Goal – Check each line below for the word "vælge", and copy those that have it.

Data for the task –
+ + + +

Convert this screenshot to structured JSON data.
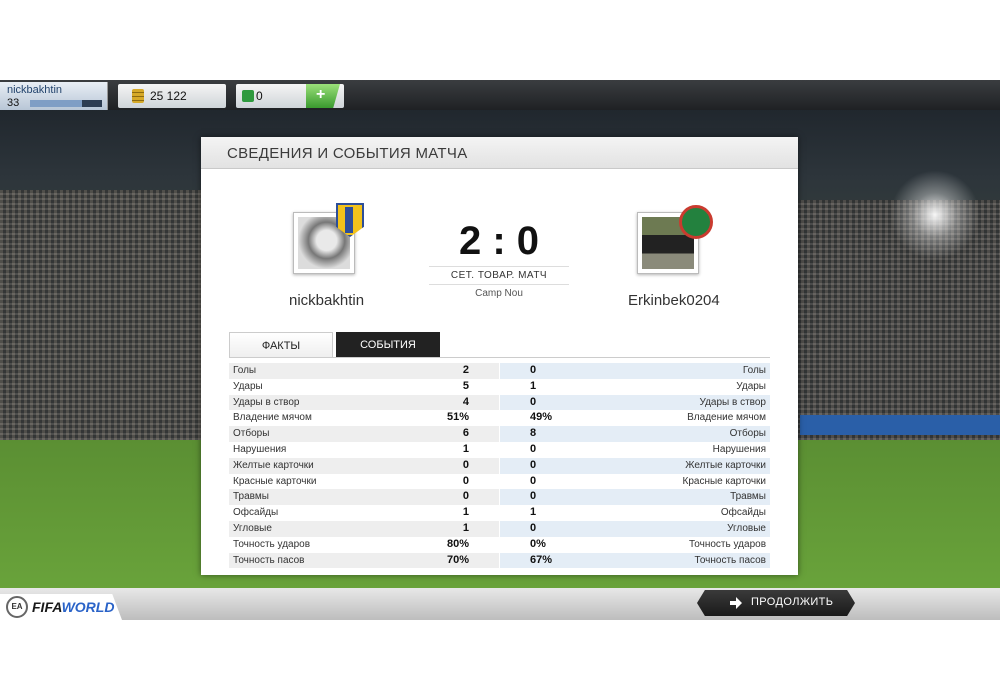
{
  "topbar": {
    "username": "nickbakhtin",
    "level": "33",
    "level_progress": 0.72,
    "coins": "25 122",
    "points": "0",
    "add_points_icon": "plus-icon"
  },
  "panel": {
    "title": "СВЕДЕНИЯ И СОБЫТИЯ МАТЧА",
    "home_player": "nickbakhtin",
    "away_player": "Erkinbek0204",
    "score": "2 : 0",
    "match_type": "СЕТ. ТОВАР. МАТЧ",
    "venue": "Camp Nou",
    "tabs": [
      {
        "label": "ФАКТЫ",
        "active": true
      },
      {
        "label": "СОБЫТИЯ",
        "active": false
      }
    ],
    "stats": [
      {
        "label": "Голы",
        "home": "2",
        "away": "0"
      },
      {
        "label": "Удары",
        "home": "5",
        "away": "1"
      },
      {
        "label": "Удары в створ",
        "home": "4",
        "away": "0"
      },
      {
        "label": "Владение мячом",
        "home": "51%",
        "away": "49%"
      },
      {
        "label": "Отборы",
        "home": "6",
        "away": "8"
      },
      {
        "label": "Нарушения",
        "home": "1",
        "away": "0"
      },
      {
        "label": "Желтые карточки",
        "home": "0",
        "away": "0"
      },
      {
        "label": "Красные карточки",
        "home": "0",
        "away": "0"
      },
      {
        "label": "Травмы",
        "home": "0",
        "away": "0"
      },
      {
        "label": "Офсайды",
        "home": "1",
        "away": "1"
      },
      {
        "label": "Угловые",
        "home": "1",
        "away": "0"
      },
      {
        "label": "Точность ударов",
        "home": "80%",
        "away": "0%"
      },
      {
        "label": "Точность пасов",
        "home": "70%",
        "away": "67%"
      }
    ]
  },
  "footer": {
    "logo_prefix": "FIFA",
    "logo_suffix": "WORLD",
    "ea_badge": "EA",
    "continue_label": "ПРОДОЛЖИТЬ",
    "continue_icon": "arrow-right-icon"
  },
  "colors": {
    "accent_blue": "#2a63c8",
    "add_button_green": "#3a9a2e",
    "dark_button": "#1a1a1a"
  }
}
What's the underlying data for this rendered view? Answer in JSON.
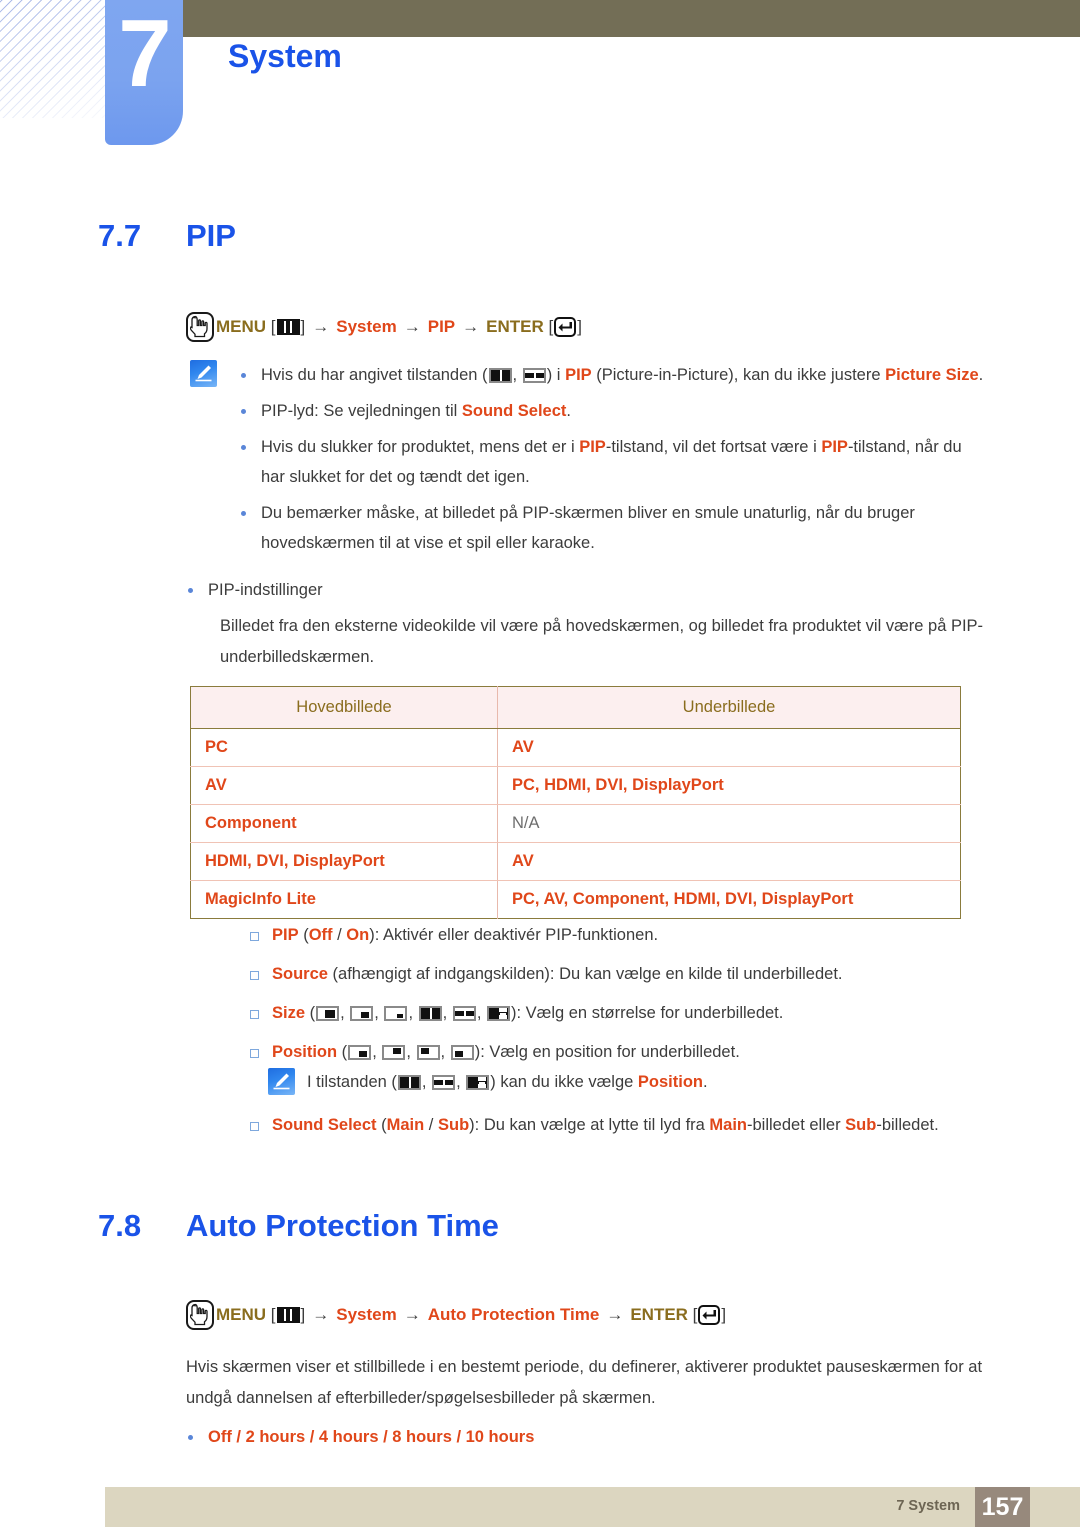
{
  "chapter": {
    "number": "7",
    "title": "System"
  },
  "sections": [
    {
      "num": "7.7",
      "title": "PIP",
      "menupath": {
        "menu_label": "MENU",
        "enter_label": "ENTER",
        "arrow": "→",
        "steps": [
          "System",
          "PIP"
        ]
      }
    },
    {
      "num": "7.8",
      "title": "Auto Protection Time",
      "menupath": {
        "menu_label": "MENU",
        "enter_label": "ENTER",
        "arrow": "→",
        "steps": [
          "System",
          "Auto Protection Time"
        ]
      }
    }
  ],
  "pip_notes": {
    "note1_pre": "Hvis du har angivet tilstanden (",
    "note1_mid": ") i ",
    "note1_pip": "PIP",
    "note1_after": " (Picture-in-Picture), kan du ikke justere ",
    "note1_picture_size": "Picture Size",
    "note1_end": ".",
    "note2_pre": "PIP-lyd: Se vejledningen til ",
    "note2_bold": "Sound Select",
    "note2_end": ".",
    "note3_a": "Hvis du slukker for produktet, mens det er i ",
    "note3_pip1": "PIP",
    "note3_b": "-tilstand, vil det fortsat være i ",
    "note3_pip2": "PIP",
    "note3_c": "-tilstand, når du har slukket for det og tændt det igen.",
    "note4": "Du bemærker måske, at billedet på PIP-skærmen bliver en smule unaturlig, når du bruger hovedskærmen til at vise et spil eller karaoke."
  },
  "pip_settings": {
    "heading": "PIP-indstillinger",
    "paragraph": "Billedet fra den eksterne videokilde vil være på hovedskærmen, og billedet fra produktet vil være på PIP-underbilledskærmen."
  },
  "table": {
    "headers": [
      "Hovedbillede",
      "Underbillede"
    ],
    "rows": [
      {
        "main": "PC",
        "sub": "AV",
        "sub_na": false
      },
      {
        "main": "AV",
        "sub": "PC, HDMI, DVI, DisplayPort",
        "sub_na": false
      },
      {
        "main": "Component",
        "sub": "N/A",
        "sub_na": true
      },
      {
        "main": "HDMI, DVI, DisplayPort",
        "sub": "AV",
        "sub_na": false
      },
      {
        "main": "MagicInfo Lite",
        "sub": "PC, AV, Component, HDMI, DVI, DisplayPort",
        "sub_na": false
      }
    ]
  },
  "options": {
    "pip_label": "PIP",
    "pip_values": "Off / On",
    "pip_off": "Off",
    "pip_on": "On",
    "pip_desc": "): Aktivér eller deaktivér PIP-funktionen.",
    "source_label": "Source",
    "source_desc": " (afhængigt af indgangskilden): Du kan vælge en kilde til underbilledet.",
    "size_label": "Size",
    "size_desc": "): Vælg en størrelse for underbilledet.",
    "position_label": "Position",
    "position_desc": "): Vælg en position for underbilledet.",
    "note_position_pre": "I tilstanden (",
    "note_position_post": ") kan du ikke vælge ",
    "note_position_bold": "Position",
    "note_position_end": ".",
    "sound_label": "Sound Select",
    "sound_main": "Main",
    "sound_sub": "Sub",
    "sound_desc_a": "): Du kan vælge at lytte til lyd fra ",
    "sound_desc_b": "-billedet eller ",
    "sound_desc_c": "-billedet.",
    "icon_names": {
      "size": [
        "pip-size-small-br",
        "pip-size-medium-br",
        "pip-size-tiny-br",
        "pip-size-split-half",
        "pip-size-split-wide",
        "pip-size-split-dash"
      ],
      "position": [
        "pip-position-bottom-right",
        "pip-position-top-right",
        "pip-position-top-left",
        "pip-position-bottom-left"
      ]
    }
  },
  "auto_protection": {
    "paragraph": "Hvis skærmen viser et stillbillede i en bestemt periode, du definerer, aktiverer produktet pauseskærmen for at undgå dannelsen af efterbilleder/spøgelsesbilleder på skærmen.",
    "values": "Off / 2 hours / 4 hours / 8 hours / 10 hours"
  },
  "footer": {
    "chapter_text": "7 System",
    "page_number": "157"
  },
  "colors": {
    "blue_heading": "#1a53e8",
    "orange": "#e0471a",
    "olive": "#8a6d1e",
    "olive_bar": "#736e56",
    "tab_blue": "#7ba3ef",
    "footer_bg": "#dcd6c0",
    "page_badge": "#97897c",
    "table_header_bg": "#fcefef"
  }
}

+ + + +

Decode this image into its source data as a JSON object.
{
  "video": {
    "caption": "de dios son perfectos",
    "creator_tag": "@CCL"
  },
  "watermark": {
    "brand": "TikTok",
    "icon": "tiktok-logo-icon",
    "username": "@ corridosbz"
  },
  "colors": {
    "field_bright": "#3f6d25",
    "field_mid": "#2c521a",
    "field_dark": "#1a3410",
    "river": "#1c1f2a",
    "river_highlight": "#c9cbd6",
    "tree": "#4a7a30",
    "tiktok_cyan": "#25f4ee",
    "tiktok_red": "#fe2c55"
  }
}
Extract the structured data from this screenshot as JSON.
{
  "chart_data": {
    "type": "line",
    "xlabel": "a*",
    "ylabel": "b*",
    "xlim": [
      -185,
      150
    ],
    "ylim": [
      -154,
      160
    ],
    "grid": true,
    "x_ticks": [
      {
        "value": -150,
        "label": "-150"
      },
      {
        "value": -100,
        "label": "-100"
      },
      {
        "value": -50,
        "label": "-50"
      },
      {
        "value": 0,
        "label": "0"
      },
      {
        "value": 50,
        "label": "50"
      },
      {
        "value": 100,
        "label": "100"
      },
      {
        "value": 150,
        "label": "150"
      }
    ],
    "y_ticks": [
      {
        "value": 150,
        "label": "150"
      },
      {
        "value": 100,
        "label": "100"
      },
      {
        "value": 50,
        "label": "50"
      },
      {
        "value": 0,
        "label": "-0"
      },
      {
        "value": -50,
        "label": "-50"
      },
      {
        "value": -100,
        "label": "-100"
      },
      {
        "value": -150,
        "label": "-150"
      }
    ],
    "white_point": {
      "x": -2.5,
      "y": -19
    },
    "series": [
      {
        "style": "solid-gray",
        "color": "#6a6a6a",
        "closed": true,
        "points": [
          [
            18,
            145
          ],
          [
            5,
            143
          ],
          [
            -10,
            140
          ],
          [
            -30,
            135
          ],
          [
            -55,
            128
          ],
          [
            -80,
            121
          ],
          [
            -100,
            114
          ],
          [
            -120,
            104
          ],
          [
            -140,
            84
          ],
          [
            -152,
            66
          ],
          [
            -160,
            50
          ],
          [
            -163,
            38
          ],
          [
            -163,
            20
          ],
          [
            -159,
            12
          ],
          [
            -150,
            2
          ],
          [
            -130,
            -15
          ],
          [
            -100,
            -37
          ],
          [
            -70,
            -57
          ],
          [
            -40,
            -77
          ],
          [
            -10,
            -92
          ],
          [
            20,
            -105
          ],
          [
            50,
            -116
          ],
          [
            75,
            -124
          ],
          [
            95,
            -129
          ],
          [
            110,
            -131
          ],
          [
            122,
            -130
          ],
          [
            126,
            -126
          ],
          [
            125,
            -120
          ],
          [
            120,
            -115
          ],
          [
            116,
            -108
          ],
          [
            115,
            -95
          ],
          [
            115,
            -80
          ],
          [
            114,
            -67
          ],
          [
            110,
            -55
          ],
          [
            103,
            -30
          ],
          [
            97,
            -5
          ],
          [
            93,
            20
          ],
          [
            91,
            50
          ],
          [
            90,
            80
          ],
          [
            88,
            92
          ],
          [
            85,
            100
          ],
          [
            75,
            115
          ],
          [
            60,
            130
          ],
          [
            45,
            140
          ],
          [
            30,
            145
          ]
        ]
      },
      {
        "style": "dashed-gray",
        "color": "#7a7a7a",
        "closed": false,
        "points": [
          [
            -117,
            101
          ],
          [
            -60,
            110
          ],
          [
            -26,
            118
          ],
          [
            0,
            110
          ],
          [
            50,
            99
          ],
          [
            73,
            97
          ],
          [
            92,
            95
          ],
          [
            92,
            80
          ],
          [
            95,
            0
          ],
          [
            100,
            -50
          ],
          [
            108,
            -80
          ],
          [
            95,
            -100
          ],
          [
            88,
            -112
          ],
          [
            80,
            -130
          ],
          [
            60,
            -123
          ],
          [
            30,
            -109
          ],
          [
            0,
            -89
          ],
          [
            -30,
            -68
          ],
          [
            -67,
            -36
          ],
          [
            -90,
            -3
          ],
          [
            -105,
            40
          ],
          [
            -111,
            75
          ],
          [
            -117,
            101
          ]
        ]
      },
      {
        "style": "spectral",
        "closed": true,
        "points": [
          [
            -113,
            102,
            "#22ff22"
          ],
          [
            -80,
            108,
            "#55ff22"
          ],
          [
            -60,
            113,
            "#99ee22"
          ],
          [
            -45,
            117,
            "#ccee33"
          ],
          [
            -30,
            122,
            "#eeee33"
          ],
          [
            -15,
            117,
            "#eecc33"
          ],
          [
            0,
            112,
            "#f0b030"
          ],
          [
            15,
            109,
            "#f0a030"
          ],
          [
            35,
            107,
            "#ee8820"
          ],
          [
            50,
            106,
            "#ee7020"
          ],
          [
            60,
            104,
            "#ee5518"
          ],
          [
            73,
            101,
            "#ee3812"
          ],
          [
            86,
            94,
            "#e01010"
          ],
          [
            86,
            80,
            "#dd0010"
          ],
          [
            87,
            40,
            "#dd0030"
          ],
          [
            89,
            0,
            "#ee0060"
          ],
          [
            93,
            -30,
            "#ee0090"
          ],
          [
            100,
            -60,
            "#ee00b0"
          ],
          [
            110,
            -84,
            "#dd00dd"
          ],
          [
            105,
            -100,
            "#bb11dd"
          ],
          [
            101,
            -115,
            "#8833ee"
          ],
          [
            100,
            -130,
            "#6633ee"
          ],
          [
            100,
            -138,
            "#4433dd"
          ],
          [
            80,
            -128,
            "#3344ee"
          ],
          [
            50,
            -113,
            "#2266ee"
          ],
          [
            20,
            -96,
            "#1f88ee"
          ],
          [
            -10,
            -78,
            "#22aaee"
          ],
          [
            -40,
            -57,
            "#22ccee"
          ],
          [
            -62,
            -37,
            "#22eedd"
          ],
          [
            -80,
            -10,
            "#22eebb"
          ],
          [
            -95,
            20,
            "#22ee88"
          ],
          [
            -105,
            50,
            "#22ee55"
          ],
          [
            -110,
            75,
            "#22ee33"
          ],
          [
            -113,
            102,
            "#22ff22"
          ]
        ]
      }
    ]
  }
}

+ + + +

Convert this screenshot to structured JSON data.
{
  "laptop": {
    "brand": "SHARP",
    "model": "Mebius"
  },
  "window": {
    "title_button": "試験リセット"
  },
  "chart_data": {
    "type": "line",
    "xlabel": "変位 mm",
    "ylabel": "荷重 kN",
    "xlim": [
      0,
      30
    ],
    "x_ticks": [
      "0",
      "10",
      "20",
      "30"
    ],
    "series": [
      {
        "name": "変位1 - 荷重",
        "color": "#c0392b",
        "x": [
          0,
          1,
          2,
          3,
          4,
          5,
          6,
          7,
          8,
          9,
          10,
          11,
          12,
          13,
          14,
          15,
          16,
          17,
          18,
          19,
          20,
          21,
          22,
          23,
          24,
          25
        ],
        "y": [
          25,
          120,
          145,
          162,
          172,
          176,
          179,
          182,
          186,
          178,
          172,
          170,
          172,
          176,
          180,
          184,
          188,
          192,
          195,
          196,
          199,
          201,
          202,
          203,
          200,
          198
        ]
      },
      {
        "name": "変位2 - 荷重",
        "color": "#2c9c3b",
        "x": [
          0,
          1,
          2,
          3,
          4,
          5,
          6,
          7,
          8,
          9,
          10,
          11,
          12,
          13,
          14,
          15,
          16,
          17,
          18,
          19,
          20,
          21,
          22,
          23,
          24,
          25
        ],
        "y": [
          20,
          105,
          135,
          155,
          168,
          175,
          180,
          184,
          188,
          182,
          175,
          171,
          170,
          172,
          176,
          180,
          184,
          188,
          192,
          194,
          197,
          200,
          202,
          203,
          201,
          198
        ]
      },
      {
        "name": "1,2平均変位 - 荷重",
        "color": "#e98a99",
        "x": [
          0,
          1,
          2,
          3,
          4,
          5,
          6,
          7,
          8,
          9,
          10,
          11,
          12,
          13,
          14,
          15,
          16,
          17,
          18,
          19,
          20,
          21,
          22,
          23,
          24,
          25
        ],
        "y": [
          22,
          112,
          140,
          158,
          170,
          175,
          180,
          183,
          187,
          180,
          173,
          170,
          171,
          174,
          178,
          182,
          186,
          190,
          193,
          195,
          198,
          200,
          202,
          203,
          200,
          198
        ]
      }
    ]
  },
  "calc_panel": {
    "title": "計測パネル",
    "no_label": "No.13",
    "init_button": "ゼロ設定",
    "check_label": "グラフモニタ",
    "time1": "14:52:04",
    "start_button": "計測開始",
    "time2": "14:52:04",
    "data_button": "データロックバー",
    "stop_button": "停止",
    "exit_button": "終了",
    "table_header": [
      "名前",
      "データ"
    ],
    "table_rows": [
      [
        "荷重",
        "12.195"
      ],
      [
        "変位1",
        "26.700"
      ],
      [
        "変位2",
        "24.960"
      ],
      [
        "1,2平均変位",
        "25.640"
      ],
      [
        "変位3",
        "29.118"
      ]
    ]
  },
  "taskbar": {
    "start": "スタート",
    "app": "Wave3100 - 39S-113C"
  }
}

+ + + +

The answer –
    "source_desc": " (afhængigt af indgangskilden): Du kan vælge en kilde til underbilledet.",
    "note_position_post": ") kan du ikke vælge ",
    "sound_desc_a": "): Du kan vælge at lytte til lyd fra ",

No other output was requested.